Your task - Below you will find a set of lines. Repeat them all exactly.
****************
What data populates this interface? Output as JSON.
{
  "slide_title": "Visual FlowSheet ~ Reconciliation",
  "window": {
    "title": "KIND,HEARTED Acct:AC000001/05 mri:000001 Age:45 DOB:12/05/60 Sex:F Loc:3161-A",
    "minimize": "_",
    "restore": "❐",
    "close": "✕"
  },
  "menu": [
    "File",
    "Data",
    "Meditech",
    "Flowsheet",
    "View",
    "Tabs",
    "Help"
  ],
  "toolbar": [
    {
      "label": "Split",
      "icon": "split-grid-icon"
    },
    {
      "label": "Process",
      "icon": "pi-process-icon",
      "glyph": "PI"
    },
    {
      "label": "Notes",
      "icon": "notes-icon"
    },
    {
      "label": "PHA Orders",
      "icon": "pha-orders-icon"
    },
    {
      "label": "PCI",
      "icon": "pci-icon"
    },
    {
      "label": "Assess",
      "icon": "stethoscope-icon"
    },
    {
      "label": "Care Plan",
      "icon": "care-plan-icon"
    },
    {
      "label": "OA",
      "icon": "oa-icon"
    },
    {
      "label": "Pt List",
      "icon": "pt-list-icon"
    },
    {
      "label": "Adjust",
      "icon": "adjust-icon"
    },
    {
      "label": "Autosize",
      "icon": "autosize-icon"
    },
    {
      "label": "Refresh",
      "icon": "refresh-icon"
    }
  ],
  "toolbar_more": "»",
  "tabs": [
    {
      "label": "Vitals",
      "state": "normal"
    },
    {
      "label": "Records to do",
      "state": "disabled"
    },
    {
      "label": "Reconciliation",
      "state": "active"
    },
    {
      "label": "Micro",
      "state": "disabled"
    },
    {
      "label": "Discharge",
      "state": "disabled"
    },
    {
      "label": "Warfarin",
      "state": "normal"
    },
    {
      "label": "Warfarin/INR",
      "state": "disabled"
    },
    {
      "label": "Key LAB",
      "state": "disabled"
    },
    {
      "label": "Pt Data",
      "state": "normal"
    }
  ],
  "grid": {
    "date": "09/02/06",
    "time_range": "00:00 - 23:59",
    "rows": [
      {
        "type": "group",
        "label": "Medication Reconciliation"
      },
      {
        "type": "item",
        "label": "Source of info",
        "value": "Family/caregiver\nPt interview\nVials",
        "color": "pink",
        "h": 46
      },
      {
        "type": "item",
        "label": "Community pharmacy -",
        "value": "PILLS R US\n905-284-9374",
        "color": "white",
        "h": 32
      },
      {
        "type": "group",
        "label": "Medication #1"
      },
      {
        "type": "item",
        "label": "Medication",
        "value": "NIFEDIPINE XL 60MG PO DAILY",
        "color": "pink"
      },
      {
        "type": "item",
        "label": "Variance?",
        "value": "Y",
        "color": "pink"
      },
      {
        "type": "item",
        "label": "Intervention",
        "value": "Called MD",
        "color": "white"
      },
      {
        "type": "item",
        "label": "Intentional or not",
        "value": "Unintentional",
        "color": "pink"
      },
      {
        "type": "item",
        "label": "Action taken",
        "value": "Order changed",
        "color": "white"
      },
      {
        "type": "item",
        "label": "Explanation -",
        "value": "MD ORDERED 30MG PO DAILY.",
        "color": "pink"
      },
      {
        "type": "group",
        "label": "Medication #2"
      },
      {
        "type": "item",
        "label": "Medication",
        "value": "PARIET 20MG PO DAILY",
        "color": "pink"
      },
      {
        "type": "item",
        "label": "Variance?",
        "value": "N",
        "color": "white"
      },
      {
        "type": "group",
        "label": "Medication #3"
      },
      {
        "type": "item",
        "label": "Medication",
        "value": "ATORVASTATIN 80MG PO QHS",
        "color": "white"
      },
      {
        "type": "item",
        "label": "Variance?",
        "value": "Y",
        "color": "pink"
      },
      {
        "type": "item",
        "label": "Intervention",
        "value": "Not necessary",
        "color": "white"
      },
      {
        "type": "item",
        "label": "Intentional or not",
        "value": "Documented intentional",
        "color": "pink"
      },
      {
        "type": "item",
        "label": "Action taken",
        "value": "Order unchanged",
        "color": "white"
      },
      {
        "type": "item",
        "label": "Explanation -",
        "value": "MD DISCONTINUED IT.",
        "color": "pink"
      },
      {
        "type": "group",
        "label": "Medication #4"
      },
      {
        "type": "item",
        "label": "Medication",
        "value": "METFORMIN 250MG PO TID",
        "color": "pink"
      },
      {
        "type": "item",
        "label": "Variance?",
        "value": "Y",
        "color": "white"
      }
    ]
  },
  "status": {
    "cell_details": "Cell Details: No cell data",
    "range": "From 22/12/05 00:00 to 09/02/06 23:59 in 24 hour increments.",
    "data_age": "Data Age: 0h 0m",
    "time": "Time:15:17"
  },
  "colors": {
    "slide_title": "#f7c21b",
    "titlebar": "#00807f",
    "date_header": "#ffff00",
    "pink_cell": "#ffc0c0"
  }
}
****************
Finished task -
What data populates this interface? Output as JSON.
{
  "slide_title": "Visual FlowSheet ~ Reconciliation",
  "window": {
    "title": "KIND,HEARTED Acct:AC000001/05 mri:000001 Age:45 DOB:12/05/60 Sex:F Loc:3161-A",
    "minimize": "_",
    "restore": "❐",
    "close": "✕"
  },
  "menu": [
    "File",
    "Data",
    "Meditech",
    "Flowsheet",
    "View",
    "Tabs",
    "Help"
  ],
  "toolbar": [
    {
      "label": "Split",
      "icon": "split-grid-icon"
    },
    {
      "label": "Process",
      "icon": "pi-process-icon",
      "glyph": "PI"
    },
    {
      "label": "Notes",
      "icon": "notes-icon"
    },
    {
      "label": "PHA Orders",
      "icon": "pha-orders-icon"
    },
    {
      "label": "PCI",
      "icon": "pci-icon"
    },
    {
      "label": "Assess",
      "icon": "stethoscope-icon"
    },
    {
      "label": "Care Plan",
      "icon": "care-plan-icon"
    },
    {
      "label": "OA",
      "icon": "oa-icon"
    },
    {
      "label": "Pt List",
      "icon": "pt-list-icon"
    },
    {
      "label": "Adjust",
      "icon": "adjust-icon"
    },
    {
      "label": "Autosize",
      "icon": "autosize-icon"
    },
    {
      "label": "Refresh",
      "icon": "refresh-icon"
    }
  ],
  "toolbar_more": "»",
  "tabs": [
    {
      "label": "Vitals",
      "state": "normal"
    },
    {
      "label": "Records to do",
      "state": "disabled"
    },
    {
      "label": "Reconciliation",
      "state": "active"
    },
    {
      "label": "Micro",
      "state": "disabled"
    },
    {
      "label": "Discharge",
      "state": "disabled"
    },
    {
      "label": "Warfarin",
      "state": "normal"
    },
    {
      "label": "Warfarin/INR",
      "state": "disabled"
    },
    {
      "label": "Key LAB",
      "state": "disabled"
    },
    {
      "label": "Pt Data",
      "state": "normal"
    }
  ],
  "grid": {
    "date": "09/02/06",
    "time_range": "00:00 - 23:59",
    "rows": [
      {
        "type": "group",
        "label": "Medication Reconciliation"
      },
      {
        "type": "item",
        "label": "Source of info",
        "value": "Family/caregiver\nPt interview\nVials",
        "color": "pink",
        "h": 46
      },
      {
        "type": "item",
        "label": "Community pharmacy -",
        "value": "PILLS R US\n905-284-9374",
        "color": "white",
        "h": 32
      },
      {
        "type": "group",
        "label": "Medication #1"
      },
      {
        "type": "item",
        "label": "Medication",
        "value": "NIFEDIPINE XL 60MG PO DAILY",
        "color": "pink"
      },
      {
        "type": "item",
        "label": "Variance?",
        "value": "Y",
        "color": "pink"
      },
      {
        "type": "item",
        "label": "Intervention",
        "value": "Called MD",
        "color": "white"
      },
      {
        "type": "item",
        "label": "Intentional or not",
        "value": "Unintentional",
        "color": "pink"
      },
      {
        "type": "item",
        "label": "Action taken",
        "value": "Order changed",
        "color": "white"
      },
      {
        "type": "item",
        "label": "Explanation -",
        "value": "MD ORDERED 30MG PO DAILY.",
        "color": "pink"
      },
      {
        "type": "group",
        "label": "Medication #2"
      },
      {
        "type": "item",
        "label": "Medication",
        "value": "PARIET 20MG PO DAILY",
        "color": "pink"
      },
      {
        "type": "item",
        "label": "Variance?",
        "value": "N",
        "color": "white"
      },
      {
        "type": "group",
        "label": "Medication #3"
      },
      {
        "type": "item",
        "label": "Medication",
        "value": "ATORVASTATIN 80MG PO QHS",
        "color": "white"
      },
      {
        "type": "item",
        "label": "Variance?",
        "value": "Y",
        "color": "pink"
      },
      {
        "type": "item",
        "label": "Intervention",
        "value": "Not necessary",
        "color": "white"
      },
      {
        "type": "item",
        "label": "Intentional or not",
        "value": "Documented intentional",
        "color": "pink"
      },
      {
        "type": "item",
        "label": "Action taken",
        "value": "Order unchanged",
        "color": "white"
      },
      {
        "type": "item",
        "label": "Explanation -",
        "value": "MD DISCONTINUED IT.",
        "color": "pink"
      },
      {
        "type": "group",
        "label": "Medication #4"
      },
      {
        "type": "item",
        "label": "Medication",
        "value": "METFORMIN 250MG PO TID",
        "color": "pink"
      },
      {
        "type": "item",
        "label": "Variance?",
        "value": "Y",
        "color": "white"
      }
    ]
  },
  "status": {
    "cell_details": "Cell Details: No cell data",
    "range": "From 22/12/05 00:00 to 09/02/06 23:59 in 24 hour increments.",
    "data_age": "Data Age: 0h 0m",
    "time": "Time:15:17"
  },
  "colors": {
    "slide_title": "#f7c21b",
    "titlebar": "#00807f",
    "date_header": "#ffff00",
    "pink_cell": "#ffc0c0"
  }
}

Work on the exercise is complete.